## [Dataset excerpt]

++++++++

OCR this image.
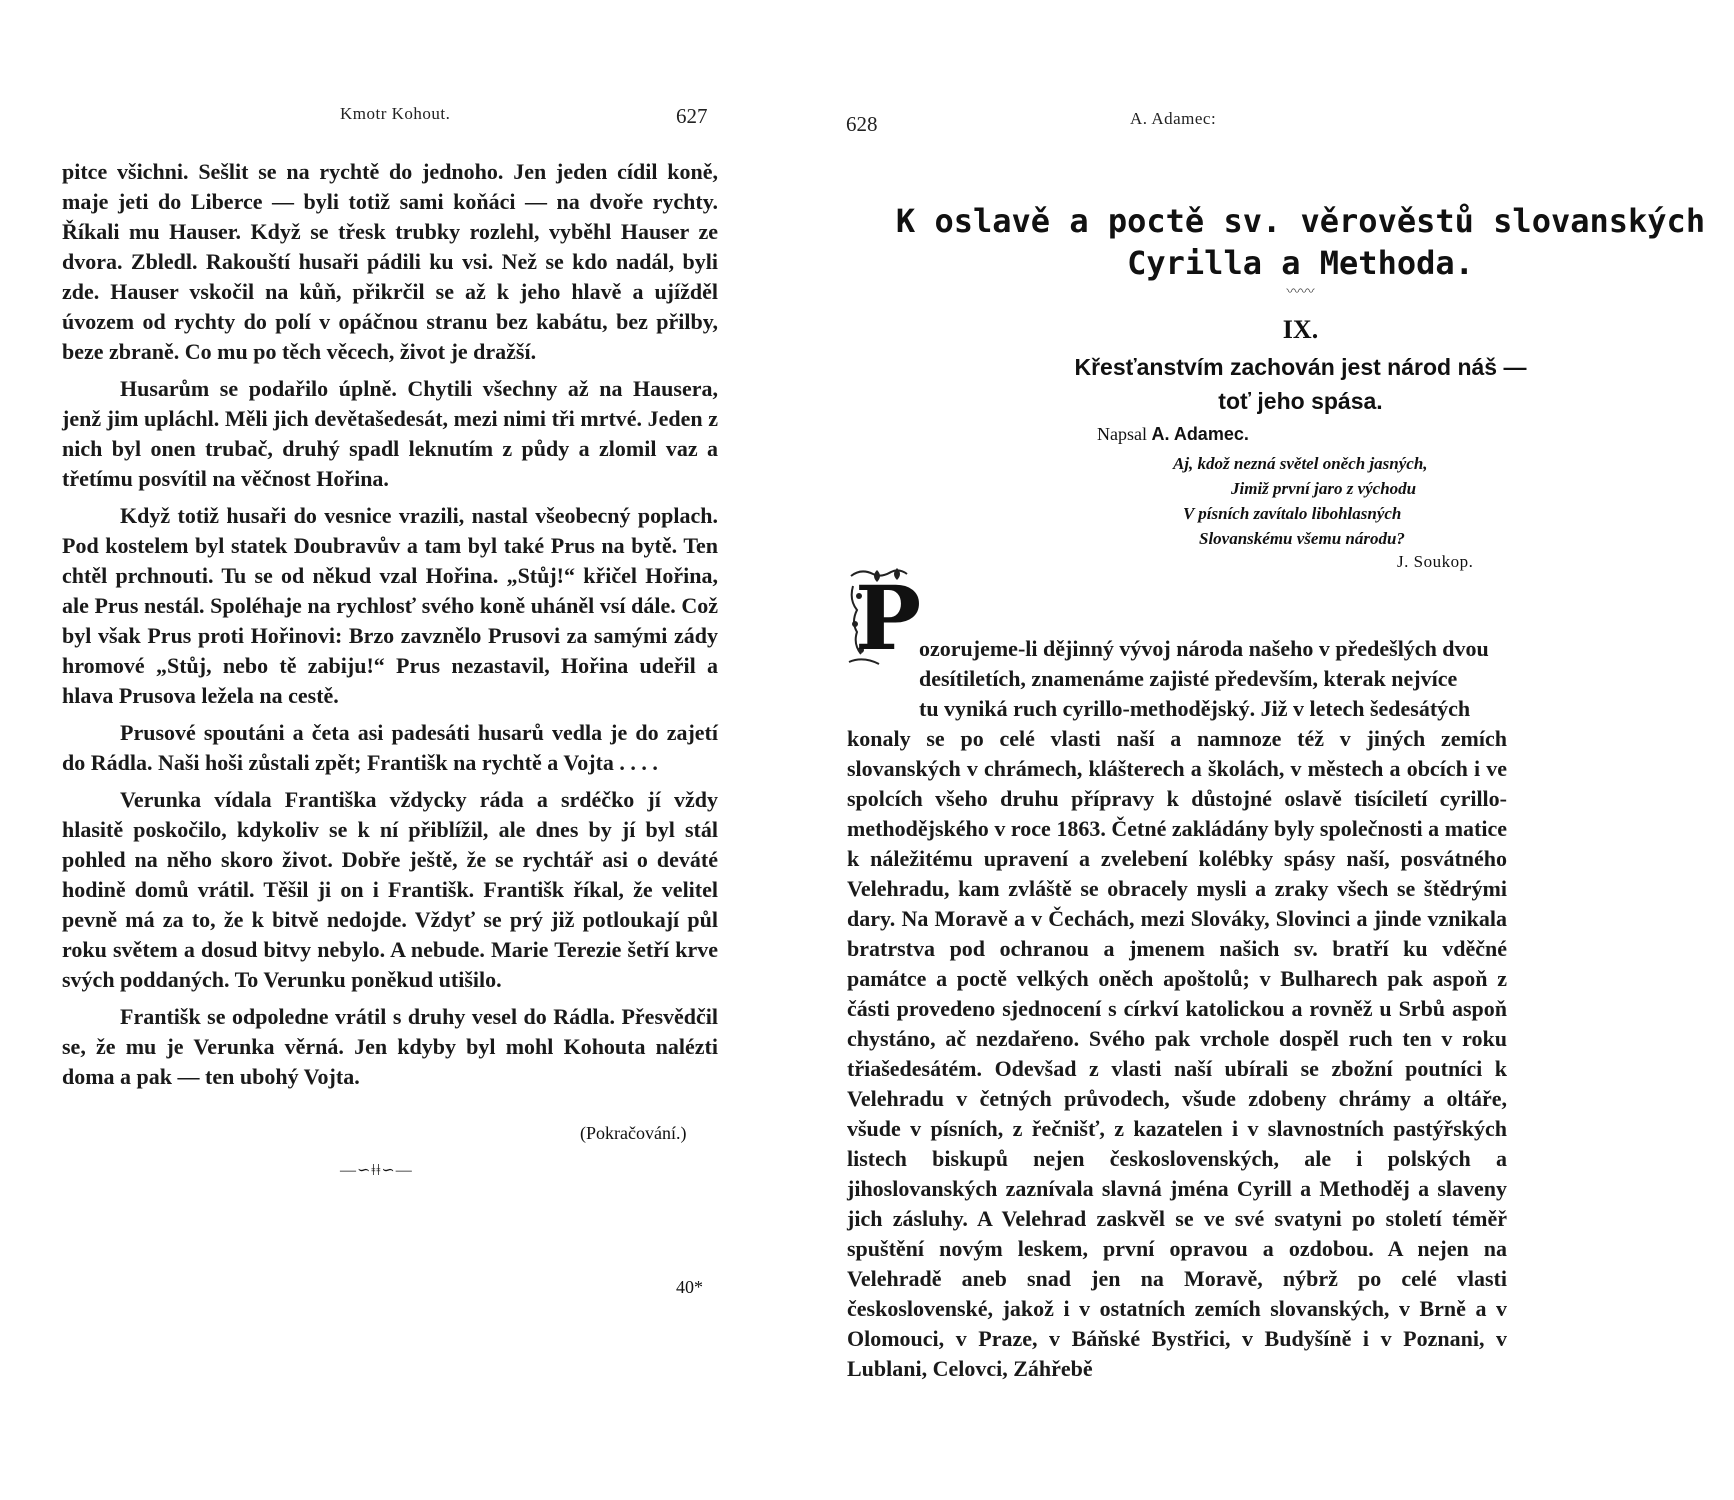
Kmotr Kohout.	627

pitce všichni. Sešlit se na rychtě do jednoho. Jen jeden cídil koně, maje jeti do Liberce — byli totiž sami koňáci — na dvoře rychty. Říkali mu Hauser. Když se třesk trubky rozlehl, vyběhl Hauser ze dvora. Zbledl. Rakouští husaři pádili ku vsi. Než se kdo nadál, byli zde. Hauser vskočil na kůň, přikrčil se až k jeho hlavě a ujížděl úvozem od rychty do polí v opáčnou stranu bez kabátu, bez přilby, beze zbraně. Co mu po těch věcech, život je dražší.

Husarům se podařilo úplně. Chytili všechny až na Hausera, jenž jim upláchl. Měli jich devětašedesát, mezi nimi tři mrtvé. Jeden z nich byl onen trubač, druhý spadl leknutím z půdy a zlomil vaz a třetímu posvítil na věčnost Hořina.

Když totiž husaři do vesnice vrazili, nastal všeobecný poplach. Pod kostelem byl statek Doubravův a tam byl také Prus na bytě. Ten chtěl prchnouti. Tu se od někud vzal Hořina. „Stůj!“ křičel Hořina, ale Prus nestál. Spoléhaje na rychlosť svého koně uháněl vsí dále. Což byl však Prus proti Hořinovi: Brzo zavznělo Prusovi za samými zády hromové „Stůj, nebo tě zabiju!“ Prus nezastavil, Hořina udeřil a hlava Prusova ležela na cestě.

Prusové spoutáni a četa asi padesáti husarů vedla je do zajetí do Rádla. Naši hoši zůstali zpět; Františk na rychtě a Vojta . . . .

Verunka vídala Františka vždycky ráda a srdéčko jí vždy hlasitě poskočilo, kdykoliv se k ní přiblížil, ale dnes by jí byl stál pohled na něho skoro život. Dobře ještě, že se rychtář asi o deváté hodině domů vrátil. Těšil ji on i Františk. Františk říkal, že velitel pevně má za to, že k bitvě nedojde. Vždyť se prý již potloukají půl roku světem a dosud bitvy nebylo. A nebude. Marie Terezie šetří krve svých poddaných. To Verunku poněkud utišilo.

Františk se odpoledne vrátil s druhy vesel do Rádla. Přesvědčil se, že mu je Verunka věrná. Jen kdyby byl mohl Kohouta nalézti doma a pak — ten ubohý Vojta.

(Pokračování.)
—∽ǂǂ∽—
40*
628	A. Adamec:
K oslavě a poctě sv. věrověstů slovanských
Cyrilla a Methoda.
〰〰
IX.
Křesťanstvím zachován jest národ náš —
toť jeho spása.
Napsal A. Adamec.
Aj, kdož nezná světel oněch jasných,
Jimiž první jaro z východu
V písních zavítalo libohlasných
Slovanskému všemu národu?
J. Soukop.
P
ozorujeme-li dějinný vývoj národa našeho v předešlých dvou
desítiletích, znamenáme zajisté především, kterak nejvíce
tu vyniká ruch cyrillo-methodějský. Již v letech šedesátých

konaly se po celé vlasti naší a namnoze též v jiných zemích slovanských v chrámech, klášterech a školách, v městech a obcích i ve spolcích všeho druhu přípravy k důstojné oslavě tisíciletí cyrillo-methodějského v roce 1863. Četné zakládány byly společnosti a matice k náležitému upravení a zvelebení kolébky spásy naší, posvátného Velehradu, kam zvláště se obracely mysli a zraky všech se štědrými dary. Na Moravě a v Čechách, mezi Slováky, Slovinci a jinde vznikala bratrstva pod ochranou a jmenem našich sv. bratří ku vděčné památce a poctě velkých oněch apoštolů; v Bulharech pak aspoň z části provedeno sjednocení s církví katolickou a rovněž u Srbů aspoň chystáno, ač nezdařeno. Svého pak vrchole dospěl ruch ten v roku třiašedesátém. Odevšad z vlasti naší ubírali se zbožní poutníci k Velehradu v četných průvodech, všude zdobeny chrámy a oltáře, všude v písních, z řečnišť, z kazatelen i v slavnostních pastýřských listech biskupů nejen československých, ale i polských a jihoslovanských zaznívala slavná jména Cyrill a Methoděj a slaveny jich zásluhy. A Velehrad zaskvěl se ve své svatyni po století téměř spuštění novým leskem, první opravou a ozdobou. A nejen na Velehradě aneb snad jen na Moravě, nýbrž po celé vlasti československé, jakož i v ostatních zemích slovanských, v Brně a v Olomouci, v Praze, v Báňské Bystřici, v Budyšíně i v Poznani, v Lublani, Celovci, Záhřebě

++++++++

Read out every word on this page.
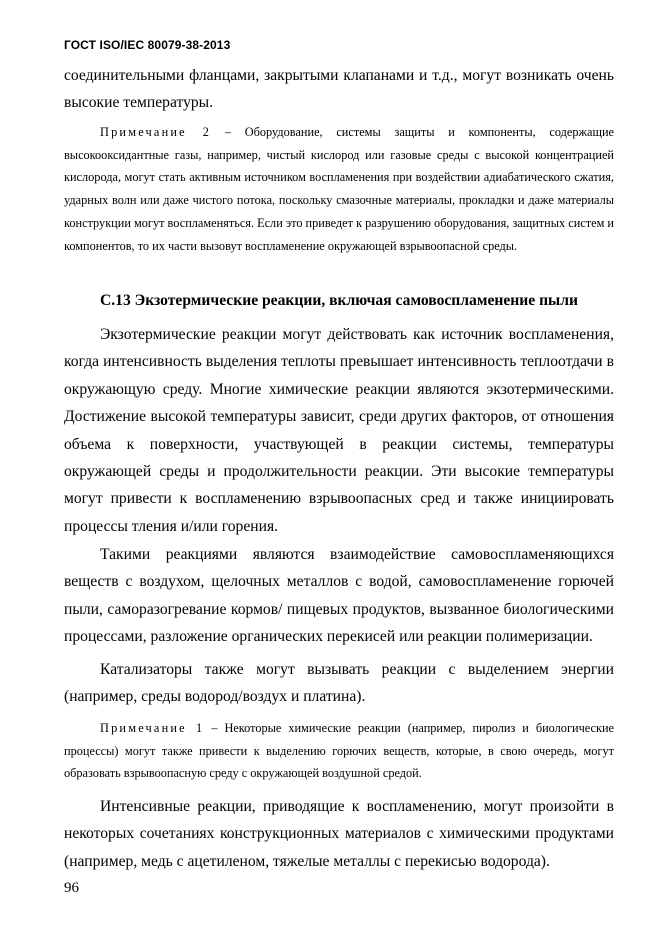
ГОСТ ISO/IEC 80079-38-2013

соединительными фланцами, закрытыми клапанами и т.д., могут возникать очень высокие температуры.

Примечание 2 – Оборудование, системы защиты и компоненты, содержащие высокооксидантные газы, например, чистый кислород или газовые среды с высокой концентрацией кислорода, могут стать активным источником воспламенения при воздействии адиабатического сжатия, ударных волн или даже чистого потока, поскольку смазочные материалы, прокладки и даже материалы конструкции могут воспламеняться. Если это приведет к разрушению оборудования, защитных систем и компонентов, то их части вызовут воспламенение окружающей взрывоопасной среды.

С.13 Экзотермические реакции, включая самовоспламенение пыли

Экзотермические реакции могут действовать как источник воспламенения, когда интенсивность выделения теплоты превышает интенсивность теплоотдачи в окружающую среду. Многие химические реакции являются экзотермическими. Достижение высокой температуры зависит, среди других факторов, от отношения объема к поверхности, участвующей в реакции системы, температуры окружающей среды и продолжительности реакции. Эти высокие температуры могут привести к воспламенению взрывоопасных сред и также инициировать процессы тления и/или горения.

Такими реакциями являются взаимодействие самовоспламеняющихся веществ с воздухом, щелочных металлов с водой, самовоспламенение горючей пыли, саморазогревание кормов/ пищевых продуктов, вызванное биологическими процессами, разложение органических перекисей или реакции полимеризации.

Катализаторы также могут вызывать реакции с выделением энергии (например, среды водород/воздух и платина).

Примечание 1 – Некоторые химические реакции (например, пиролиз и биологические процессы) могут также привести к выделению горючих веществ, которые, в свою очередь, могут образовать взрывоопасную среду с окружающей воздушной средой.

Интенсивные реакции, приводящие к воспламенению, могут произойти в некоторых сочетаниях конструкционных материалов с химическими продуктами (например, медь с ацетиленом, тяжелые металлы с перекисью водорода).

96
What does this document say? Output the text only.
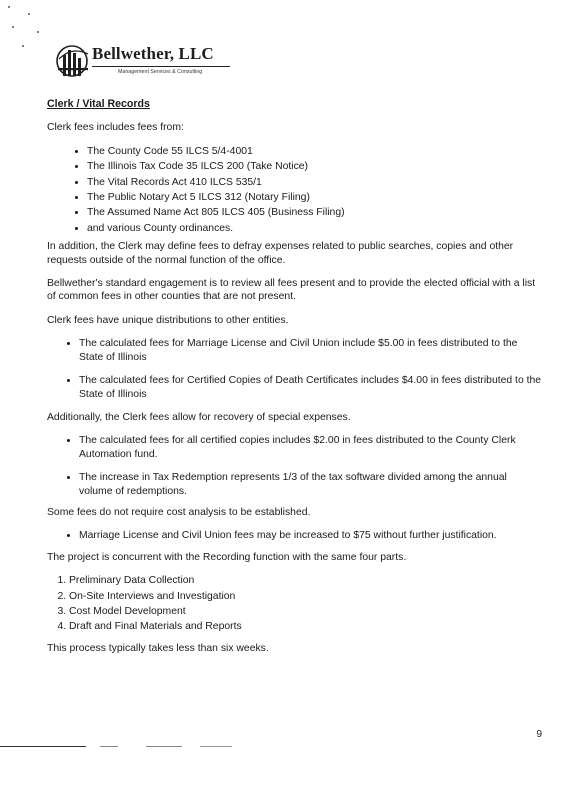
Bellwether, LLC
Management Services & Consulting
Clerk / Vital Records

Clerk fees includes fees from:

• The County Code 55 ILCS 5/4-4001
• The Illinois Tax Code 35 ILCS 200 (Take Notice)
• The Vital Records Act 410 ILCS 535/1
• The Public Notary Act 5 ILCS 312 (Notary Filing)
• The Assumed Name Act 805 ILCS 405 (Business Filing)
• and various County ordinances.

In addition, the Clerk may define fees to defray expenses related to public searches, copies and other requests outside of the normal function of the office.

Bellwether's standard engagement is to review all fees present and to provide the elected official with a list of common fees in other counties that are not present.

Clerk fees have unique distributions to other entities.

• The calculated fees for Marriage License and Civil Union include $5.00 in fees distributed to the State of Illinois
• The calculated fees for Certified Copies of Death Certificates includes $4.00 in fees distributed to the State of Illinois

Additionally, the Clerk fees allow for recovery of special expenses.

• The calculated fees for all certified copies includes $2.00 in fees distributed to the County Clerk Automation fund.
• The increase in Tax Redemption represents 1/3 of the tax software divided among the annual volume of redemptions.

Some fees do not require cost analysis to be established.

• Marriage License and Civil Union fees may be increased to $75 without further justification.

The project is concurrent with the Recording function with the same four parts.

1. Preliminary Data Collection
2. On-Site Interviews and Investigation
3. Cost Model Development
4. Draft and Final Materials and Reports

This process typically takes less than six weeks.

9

++++++++

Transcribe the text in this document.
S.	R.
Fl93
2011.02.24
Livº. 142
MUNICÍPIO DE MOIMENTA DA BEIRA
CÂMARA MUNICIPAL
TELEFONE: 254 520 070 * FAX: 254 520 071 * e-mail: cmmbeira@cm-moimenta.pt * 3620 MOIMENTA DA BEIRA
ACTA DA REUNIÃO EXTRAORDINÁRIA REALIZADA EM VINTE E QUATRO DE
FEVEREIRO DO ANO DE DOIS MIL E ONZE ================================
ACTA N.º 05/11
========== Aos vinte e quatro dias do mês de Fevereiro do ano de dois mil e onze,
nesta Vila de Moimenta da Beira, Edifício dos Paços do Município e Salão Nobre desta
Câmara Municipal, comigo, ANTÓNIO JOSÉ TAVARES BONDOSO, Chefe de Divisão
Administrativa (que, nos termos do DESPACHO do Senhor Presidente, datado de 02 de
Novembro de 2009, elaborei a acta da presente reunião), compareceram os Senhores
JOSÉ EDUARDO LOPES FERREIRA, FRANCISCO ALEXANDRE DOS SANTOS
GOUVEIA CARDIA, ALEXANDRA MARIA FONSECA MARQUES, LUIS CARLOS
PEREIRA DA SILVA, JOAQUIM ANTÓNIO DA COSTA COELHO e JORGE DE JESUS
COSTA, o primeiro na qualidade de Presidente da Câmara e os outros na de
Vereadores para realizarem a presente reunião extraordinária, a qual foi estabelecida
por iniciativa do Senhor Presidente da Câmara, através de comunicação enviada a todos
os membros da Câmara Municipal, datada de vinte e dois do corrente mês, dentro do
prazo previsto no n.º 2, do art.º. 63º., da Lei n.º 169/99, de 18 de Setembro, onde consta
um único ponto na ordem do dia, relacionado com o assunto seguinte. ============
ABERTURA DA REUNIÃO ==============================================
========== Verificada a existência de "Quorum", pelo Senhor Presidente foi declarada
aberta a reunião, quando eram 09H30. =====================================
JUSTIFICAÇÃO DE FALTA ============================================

++++++++

## [What you need to do]
Spot every line that holds "other" and copy it.

## [Solution to this problem]
In addition, the Clerk may define fees to defray expenses related to public searches, copies and other requests outside of the normal function of the office.
Bellwether's standard engagement is to review all fees present and to provide the elected official with a list of common fees in other counties that are not present.
Clerk fees have unique distributions to other entities.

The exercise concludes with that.